### What is needed
Reproduce every line of the records below verbatim, with no changes.

### Material provided

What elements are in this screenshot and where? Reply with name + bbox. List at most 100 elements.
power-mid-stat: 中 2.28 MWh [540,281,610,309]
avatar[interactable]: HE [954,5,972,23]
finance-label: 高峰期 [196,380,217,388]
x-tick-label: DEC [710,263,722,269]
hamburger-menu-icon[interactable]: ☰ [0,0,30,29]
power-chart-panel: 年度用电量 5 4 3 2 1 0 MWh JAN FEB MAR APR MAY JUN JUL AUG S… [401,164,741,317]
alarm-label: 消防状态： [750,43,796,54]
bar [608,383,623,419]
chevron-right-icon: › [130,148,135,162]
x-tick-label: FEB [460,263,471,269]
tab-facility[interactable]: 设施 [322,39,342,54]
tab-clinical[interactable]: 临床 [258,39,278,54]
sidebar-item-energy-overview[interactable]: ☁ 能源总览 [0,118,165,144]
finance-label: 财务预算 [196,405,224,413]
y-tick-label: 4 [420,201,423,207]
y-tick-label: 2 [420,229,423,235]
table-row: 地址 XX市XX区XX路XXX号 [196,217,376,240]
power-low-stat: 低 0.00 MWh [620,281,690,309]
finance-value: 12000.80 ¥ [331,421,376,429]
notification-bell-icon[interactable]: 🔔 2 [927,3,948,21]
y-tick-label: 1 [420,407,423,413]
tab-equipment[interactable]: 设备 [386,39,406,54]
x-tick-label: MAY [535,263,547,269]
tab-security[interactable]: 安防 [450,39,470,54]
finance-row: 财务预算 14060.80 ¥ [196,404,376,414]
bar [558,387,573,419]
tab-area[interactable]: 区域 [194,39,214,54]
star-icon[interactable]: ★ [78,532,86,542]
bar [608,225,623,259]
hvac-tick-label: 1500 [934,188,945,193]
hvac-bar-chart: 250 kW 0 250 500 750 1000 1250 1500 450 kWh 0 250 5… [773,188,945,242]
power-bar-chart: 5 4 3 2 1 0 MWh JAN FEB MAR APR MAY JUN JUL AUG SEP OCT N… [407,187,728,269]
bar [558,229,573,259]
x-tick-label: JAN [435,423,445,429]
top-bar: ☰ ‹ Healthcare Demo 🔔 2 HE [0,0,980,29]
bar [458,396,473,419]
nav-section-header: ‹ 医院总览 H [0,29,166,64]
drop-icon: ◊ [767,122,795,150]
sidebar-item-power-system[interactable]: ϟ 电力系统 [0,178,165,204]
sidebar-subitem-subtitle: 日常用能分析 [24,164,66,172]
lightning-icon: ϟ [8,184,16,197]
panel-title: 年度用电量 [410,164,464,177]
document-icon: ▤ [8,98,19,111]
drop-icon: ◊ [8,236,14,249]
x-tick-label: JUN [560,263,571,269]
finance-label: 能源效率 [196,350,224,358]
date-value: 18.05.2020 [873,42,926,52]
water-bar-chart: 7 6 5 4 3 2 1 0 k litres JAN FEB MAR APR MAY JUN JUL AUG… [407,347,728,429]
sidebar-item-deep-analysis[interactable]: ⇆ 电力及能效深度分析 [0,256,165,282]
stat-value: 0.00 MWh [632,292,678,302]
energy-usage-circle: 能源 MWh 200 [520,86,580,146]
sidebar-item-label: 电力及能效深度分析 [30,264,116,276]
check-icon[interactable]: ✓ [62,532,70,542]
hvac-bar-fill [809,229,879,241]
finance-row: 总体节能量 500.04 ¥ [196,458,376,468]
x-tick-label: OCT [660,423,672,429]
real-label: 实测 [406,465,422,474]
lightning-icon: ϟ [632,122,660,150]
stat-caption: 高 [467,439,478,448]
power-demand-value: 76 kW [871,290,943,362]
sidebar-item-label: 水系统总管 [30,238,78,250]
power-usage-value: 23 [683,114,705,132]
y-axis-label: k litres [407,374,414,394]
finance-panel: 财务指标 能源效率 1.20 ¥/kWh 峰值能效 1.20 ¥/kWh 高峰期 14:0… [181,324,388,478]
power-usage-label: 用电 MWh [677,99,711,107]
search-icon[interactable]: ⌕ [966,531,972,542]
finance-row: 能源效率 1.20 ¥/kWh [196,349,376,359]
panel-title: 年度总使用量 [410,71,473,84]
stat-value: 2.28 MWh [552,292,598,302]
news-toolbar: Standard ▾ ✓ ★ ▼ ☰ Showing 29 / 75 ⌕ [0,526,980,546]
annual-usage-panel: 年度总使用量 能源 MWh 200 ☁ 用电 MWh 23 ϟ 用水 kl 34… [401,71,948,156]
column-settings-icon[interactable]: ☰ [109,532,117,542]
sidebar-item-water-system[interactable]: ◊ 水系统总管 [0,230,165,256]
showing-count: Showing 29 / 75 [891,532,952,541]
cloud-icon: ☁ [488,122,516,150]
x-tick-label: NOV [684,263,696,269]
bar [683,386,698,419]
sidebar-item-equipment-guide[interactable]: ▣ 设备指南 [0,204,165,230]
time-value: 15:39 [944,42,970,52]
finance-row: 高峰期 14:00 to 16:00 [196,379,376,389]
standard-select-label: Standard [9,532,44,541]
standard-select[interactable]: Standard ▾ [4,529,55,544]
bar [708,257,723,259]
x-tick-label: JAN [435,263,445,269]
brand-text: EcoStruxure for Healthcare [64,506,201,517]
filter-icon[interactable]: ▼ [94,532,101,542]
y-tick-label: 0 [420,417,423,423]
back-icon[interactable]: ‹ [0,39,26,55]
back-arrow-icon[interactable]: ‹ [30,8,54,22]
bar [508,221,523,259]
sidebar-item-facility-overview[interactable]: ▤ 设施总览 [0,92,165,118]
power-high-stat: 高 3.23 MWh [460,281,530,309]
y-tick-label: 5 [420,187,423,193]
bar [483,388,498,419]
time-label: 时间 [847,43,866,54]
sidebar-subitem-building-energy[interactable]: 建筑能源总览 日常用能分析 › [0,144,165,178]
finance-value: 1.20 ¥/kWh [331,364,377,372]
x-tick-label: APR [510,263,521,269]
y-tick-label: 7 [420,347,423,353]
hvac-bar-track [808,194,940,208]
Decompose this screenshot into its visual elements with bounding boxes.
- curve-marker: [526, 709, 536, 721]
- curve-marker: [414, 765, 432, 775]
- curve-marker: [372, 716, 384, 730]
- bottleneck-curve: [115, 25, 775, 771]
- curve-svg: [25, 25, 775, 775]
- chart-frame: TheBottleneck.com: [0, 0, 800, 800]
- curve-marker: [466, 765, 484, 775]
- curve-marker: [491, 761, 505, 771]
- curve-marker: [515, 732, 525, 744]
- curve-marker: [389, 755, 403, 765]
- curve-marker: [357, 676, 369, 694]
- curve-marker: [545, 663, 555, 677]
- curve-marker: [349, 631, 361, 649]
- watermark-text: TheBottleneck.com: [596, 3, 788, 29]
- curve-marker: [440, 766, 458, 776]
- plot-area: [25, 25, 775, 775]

### Exercise answer
What elements are in this screenshot and where? Reply with name + bbox. List at most 100 elements.
power-mid-stat: 中 2.28 MWh [540,281,610,309]
avatar[interactable]: HE [954,5,972,23]
finance-label: 高峰期 [196,380,217,388]
x-tick-label: DEC [710,263,722,269]
hamburger-menu-icon[interactable]: ☰ [0,0,30,29]
power-chart-panel: 年度用电量 5 4 3 2 1 0 MWh JAN FEB MAR APR MAY JUN JUL AUG S… [401,164,741,317]
alarm-label: 消防状态： [750,43,796,54]
bar [608,383,623,419]
chevron-right-icon: › [130,148,135,162]
x-tick-label: FEB [460,263,471,269]
tab-facility[interactable]: 设施 [322,39,342,54]
tab-clinical[interactable]: 临床 [258,39,278,54]
sidebar-item-energy-overview[interactable]: ☁ 能源总览 [0,118,165,144]
finance-label: 财务预算 [196,405,224,413]
y-tick-label: 4 [420,201,423,207]
y-tick-label: 2 [420,229,423,235]
table-row: 地址 XX市XX区XX路XXX号 [196,217,376,240]
power-low-stat: 低 0.00 MWh [620,281,690,309]
finance-value: 12000.80 ¥ [331,421,376,429]
notification-bell-icon[interactable]: 🔔 2 [927,3,948,21]
y-tick-label: 1 [420,407,423,413]
tab-equipment[interactable]: 设备 [386,39,406,54]
x-tick-label: MAY [535,263,547,269]
tab-security[interactable]: 安防 [450,39,470,54]
finance-row: 财务预算 14060.80 ¥ [196,404,376,414]
bar [558,387,573,419]
tab-area[interactable]: 区域 [194,39,214,54]
star-icon[interactable]: ★ [78,532,86,542]
bar [608,225,623,259]
hvac-tick-label: 1500 [934,188,945,193]
hvac-bar-chart: 250 kW 0 250 500 750 1000 1250 1500 450 kWh 0 250 5… [773,188,945,242]
power-bar-chart: 5 4 3 2 1 0 MWh JAN FEB MAR APR MAY JUN JUL AUG SEP OCT N… [407,187,728,269]
bar [558,229,573,259]
x-tick-label: JAN [435,423,445,429]
top-bar: ☰ ‹ Healthcare Demo 🔔 2 HE [0,0,980,29]
bar [458,396,473,419]
nav-section-header: ‹ 医院总览 H [0,29,166,64]
drop-icon: ◊ [767,122,795,150]
sidebar-item-power-system[interactable]: ϟ 电力系统 [0,178,165,204]
sidebar-subitem-subtitle: 日常用能分析 [24,164,66,172]
lightning-icon: ϟ [8,184,16,197]
panel-title: 年度用电量 [410,164,464,177]
document-icon: ▤ [8,98,19,111]
drop-icon: ◊ [8,236,14,249]
x-tick-label: JUN [560,263,571,269]
finance-label: 能源效率 [196,350,224,358]
date-value: 18.05.2020 [873,42,926,52]
water-bar-chart: 7 6 5 4 3 2 1 0 k litres JAN FEB MAR APR MAY JUN JUL AUG… [407,347,728,429]
sidebar-item-deep-analysis[interactable]: ⇆ 电力及能效深度分析 [0,256,165,282]
stat-value: 0.00 MWh [632,292,678,302]
energy-usage-circle: 能源 MWh 200 [520,86,580,146]
sidebar-item-label: 电力及能效深度分析 [30,264,116,276]
check-icon[interactable]: ✓ [62,532,70,542]
hvac-bar-fill [809,229,879,241]
finance-row: 总体节能量 500.04 ¥ [196,458,376,468]
x-tick-label: OCT [660,423,672,429]
real-label: 实测 [406,465,422,474]
lightning-icon: ϟ [632,122,660,150]
stat-caption: 高 [467,439,478,448]
power-demand-value: 76 kW [871,290,943,362]
sidebar-item-label: 水系统总管 [30,238,78,250]
power-usage-value: 23 [683,114,705,132]
y-axis-label: k litres [407,374,414,394]
finance-panel: 财务指标 能源效率 1.20 ¥/kWh 峰值能效 1.20 ¥/kWh 高峰期 14:0… [181,324,388,478]
power-usage-label: 用电 MWh [677,99,711,107]
search-icon[interactable]: ⌕ [966,531,972,542]
finance-row: 能源效率 1.20 ¥/kWh [196,349,376,359]
panel-title: 年度总使用量 [410,71,473,84]
stat-value: 2.28 MWh [552,292,598,302]
news-toolbar: Standard ▾ ✓ ★ ▼ ☰ Showing 29 / 75 ⌕ [0,526,980,546]
annual-usage-panel: 年度总使用量 能源 MWh 200 ☁ 用电 MWh 23 ϟ 用水 kl 34… [401,71,948,156]
column-settings-icon[interactable]: ☰ [109,532,117,542]
sidebar-item-water-system[interactable]: ◊ 水系统总管 [0,230,165,256]
showing-count: Showing 29 / 75 [891,532,952,541]
cloud-icon: ☁ [488,122,516,150]
x-tick-label: NOV [684,263,696,269]
bar [683,386,698,419]
sidebar-item-equipment-guide[interactable]: ▣ 设备指南 [0,204,165,230]
time-value: 15:39 [944,42,970,52]
finance-row: 高峰期 14:00 to 16:00 [196,379,376,389]
standard-select-label: Standard [9,532,44,541]
standard-select[interactable]: Standard ▾ [4,529,55,544]
bar [708,257,723,259]
x-tick-label: JAN [435,263,445,269]
brand-text: EcoStruxure for Healthcare [64,506,201,517]
filter-icon[interactable]: ▼ [94,532,101,542]
y-tick-label: 0 [420,417,423,423]
back-icon[interactable]: ‹ [0,39,26,55]
back-arrow-icon[interactable]: ‹ [30,8,54,22]
bar [508,221,523,259]
sidebar-item-facility-overview[interactable]: ▤ 设施总览 [0,92,165,118]
power-high-stat: 高 3.23 MWh [460,281,530,309]
y-tick-label: 5 [420,187,423,193]
bar [483,388,498,419]
time-label: 时间 [847,43,866,54]
sidebar-subitem-building-energy[interactable]: 建筑能源总览 日常用能分析 › [0,144,165,178]
finance-value: 1.20 ¥/kWh [331,364,377,372]
x-tick-label: APR [510,263,521,269]
y-tick-label: 7 [420,347,423,353]
hvac-bar-track [808,194,940,208]
Decompose this screenshot into its visual elements with bounding boxes.
- curve-marker: [526, 709, 536, 721]
- curve-marker: [414, 765, 432, 775]
- curve-marker: [372, 716, 384, 730]
- bottleneck-curve: [115, 25, 775, 771]
- curve-svg: [25, 25, 775, 775]
- chart-frame: TheBottleneck.com: [0, 0, 800, 800]
- curve-marker: [466, 765, 484, 775]
- curve-marker: [491, 761, 505, 771]
- curve-marker: [515, 732, 525, 744]
- curve-marker: [389, 755, 403, 765]
- curve-marker: [357, 676, 369, 694]
- curve-marker: [545, 663, 555, 677]
- curve-marker: [349, 631, 361, 649]
- watermark-text: TheBottleneck.com: [596, 3, 788, 29]
- curve-marker: [440, 766, 458, 776]
- plot-area: [25, 25, 775, 775]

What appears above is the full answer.